Work to complete — Gather each line containing the string "wallstreetbets" from these entries.

Data section —
----
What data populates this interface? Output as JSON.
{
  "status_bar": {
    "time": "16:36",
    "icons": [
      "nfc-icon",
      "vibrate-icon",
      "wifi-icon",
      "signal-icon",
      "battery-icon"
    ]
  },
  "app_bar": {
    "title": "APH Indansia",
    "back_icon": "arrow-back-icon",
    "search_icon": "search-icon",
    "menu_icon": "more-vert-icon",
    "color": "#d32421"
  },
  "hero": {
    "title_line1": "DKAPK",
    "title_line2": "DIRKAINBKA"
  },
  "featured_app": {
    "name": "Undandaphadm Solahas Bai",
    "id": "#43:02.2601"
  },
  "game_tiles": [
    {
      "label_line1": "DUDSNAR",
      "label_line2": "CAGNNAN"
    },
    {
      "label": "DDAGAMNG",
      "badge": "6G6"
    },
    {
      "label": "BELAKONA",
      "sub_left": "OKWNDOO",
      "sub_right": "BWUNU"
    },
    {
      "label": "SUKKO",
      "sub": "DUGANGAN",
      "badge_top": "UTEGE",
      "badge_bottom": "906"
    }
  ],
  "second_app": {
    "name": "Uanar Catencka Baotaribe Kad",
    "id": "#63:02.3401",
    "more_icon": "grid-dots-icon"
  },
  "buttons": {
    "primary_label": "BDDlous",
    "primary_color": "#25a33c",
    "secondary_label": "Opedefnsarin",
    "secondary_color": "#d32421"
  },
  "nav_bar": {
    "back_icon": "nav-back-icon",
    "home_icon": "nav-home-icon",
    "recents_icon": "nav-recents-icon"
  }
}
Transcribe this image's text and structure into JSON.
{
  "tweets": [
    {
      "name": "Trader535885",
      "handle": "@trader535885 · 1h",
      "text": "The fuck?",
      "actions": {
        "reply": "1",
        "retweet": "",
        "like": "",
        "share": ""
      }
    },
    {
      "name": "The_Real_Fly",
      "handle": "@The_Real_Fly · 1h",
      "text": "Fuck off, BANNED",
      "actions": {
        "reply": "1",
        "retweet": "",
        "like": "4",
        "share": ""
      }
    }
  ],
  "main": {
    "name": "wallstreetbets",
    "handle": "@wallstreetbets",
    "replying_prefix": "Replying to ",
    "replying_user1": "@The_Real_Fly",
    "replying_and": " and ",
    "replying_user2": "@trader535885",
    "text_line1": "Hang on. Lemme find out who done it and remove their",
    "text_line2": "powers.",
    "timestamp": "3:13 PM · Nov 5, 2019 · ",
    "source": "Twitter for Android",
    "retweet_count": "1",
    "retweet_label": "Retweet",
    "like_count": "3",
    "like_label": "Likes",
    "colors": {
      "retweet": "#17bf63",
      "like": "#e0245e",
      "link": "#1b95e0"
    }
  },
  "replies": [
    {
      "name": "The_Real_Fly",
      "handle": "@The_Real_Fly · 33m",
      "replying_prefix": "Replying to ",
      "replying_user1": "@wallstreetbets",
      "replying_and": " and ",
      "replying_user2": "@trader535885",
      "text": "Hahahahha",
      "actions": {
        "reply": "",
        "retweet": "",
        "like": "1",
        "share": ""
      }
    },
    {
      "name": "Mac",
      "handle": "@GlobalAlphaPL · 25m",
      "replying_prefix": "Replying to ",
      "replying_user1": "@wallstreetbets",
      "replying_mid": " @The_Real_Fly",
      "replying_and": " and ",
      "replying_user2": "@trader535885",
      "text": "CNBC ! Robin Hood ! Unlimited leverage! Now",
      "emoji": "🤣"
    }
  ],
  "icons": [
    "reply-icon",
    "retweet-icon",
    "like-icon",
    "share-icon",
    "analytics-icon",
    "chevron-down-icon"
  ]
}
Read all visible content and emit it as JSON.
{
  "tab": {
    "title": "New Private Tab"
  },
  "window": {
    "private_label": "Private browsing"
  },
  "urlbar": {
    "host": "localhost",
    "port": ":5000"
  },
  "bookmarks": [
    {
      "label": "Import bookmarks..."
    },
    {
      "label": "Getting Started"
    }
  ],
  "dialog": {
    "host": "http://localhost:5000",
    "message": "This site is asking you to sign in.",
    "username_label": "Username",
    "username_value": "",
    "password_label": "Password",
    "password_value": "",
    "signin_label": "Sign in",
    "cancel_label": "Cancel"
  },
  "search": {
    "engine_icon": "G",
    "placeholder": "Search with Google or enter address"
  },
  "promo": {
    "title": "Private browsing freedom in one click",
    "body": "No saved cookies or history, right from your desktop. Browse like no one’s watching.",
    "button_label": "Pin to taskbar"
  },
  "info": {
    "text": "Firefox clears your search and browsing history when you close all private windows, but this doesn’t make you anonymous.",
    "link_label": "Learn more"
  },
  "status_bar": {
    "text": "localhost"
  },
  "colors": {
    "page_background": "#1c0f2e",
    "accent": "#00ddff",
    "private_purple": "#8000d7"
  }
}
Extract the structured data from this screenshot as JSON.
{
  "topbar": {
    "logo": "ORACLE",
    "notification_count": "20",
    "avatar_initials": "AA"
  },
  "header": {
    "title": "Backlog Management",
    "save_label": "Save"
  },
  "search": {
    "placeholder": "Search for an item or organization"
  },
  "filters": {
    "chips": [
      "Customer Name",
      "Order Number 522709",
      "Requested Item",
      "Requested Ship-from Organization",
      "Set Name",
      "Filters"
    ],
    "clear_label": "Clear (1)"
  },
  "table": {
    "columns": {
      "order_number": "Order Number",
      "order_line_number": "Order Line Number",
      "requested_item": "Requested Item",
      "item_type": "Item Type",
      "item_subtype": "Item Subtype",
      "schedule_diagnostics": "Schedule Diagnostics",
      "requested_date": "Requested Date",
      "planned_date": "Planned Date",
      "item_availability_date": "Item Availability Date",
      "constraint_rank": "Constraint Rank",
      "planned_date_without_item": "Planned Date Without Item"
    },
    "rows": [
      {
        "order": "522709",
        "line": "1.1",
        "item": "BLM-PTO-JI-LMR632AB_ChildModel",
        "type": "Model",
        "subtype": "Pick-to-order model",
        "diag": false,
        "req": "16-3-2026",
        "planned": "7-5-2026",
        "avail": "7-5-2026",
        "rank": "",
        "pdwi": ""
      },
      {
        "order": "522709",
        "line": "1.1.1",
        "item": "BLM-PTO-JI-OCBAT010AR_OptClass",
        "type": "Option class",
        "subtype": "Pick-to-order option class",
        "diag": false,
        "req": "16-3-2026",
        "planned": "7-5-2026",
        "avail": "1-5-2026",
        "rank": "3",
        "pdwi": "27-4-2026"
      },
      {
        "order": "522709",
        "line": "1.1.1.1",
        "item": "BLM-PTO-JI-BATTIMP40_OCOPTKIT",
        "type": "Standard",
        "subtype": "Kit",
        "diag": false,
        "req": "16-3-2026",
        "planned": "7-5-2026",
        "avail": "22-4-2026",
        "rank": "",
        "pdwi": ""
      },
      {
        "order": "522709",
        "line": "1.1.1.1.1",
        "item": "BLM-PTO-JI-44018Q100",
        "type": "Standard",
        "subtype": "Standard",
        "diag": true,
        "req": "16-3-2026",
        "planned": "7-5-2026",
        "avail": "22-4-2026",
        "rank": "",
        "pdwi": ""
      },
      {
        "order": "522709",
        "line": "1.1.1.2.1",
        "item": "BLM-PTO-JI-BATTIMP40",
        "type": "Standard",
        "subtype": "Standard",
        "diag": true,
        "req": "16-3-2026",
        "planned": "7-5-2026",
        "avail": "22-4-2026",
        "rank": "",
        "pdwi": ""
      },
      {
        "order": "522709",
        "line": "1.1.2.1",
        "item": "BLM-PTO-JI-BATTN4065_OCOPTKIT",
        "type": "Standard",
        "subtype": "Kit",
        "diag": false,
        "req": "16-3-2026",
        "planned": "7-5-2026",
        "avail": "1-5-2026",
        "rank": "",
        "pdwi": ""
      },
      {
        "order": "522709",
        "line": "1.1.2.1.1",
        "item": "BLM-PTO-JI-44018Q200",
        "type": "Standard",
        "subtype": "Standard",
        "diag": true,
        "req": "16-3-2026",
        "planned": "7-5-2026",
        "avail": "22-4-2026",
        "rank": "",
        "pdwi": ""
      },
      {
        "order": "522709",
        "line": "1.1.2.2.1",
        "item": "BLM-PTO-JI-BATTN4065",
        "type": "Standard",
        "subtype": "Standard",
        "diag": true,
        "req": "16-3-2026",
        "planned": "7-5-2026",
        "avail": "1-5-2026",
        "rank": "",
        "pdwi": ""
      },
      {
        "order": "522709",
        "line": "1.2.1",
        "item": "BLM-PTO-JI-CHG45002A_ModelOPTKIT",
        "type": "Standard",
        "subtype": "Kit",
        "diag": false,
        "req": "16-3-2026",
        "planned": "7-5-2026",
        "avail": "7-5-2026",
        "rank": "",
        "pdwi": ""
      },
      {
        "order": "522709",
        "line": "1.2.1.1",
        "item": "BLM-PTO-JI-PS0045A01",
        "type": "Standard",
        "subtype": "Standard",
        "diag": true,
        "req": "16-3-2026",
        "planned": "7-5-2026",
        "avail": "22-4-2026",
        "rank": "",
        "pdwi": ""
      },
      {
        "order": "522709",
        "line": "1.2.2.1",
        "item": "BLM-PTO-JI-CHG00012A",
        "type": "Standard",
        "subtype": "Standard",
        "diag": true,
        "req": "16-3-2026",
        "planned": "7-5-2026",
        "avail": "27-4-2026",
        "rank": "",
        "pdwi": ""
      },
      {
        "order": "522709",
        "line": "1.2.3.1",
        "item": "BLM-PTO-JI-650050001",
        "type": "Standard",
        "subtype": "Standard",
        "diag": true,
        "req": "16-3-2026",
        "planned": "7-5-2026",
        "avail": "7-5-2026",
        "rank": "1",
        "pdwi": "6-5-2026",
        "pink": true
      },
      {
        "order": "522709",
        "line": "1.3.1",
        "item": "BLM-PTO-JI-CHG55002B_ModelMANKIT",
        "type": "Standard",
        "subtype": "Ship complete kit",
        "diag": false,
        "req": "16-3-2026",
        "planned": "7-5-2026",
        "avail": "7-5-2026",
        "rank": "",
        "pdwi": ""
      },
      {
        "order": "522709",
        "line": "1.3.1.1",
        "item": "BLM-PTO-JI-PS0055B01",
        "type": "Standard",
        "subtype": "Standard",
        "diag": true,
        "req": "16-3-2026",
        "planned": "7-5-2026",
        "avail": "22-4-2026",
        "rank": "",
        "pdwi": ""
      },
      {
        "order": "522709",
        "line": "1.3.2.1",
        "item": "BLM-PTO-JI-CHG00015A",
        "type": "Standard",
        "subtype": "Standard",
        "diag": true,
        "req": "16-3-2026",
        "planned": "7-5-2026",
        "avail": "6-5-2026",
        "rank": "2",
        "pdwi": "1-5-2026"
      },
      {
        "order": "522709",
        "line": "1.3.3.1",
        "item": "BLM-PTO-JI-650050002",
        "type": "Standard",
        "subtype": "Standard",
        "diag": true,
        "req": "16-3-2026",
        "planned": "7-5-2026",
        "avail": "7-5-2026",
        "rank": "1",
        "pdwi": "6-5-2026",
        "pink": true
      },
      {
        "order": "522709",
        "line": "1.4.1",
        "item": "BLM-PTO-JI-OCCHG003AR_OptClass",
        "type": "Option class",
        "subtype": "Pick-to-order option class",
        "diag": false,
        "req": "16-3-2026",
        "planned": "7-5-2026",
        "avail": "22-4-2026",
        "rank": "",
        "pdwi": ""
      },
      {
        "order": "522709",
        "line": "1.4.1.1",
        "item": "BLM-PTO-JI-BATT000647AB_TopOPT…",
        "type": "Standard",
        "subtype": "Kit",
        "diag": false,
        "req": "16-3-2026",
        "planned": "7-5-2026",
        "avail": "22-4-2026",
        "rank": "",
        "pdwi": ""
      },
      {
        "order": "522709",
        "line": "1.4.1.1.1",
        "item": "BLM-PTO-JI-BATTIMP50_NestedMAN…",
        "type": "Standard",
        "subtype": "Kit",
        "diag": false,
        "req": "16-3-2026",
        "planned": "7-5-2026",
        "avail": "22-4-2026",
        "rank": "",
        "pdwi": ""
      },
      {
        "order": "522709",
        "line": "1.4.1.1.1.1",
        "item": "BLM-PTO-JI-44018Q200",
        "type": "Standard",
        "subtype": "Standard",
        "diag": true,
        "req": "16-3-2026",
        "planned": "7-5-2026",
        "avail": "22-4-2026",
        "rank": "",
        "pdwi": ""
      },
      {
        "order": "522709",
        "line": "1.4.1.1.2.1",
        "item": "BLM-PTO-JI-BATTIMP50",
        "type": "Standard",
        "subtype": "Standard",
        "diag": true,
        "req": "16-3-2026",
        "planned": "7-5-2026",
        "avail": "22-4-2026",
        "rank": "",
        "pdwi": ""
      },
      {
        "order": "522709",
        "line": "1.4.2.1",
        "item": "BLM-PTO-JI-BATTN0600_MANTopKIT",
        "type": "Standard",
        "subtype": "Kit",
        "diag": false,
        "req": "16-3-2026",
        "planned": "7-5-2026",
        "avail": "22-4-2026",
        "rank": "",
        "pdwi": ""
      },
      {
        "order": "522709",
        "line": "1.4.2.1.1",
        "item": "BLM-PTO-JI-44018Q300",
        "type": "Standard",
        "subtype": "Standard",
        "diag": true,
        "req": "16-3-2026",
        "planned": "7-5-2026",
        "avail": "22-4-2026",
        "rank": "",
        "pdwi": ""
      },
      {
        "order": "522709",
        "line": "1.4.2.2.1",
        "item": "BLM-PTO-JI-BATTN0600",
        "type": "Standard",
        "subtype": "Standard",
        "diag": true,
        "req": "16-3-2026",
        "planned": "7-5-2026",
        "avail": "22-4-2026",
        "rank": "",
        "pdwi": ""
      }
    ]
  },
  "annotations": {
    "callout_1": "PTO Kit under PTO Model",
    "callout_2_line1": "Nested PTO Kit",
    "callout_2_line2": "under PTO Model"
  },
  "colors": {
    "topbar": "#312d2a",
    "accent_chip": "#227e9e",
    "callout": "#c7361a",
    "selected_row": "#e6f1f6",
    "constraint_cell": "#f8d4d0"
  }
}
----
Task response —
    "name": "wallstreetbets",
    "handle": "@wallstreetbets",
      "replying_user1": "@wallstreetbets",
      "replying_user1": "@wallstreetbets",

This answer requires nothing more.